[Problem description] Your task is to gather the lines below that hold the string "solar".

Stored data:
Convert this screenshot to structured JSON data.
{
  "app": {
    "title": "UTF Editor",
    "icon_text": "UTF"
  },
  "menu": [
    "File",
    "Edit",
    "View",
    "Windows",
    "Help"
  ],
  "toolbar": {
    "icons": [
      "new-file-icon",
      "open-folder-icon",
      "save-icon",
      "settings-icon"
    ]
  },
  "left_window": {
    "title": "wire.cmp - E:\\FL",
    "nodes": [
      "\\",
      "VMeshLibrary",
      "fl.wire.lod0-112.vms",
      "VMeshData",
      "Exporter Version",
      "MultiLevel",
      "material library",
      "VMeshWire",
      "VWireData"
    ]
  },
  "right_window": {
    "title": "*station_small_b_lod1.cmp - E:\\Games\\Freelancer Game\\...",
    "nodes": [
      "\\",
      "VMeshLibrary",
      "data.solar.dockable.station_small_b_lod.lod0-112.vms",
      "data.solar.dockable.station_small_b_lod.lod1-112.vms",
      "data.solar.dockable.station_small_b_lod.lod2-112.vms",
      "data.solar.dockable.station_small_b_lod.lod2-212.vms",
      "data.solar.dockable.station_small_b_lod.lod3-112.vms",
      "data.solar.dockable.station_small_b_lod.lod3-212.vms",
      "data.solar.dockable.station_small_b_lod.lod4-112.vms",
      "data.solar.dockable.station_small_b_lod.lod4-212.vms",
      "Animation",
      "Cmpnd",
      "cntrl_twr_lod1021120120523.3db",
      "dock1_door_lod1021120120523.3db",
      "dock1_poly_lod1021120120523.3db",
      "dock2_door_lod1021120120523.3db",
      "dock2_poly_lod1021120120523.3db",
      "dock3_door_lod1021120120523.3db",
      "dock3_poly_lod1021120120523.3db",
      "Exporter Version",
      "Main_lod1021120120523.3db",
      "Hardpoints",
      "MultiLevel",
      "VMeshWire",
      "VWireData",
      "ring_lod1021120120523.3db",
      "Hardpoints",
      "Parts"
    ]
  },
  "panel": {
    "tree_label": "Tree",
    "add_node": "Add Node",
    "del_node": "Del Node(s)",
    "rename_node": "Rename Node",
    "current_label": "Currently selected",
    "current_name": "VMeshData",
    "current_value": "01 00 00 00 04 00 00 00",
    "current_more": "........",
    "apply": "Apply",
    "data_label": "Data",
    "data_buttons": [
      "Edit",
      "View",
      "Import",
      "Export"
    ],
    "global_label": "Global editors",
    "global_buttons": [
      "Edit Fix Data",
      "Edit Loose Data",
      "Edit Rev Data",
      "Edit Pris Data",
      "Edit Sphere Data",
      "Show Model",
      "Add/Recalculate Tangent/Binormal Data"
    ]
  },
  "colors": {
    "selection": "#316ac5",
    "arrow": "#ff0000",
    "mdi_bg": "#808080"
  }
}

--

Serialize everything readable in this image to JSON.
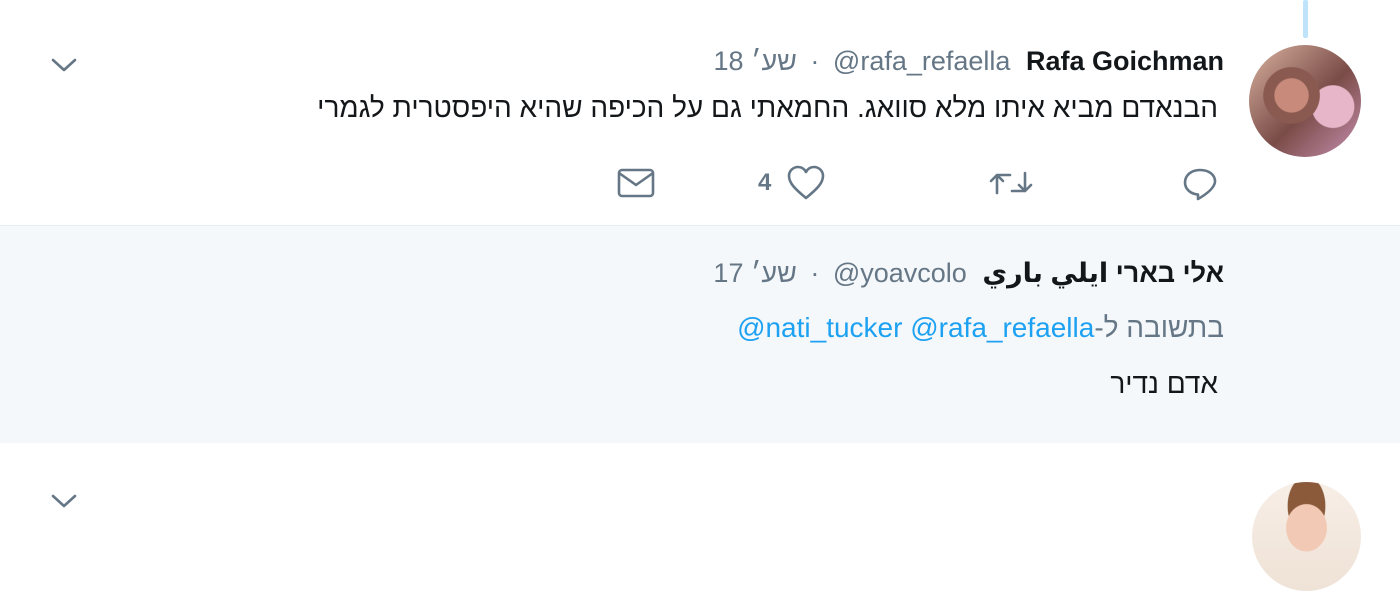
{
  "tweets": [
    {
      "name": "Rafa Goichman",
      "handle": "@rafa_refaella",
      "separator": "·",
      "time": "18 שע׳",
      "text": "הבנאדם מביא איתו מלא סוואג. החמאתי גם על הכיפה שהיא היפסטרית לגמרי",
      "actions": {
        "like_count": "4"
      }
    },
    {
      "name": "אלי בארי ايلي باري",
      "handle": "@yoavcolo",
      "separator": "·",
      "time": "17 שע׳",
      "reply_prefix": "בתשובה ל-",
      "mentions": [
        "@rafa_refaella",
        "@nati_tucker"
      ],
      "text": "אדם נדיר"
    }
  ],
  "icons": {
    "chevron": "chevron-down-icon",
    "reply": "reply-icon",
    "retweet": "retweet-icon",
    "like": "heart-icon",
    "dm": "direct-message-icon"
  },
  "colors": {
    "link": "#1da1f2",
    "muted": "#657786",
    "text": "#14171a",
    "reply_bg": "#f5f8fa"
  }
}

[The answer]
      "data.solar.dockable.station_small_b_lod.lod0-112.vms",
      "data.solar.dockable.station_small_b_lod.lod1-112.vms",
      "data.solar.dockable.station_small_b_lod.lod2-112.vms",
      "data.solar.dockable.station_small_b_lod.lod2-212.vms",
      "data.solar.dockable.station_small_b_lod.lod3-112.vms",
      "data.solar.dockable.station_small_b_lod.lod3-212.vms",
      "data.solar.dockable.station_small_b_lod.lod4-112.vms",
      "data.solar.dockable.station_small_b_lod.lod4-212.vms",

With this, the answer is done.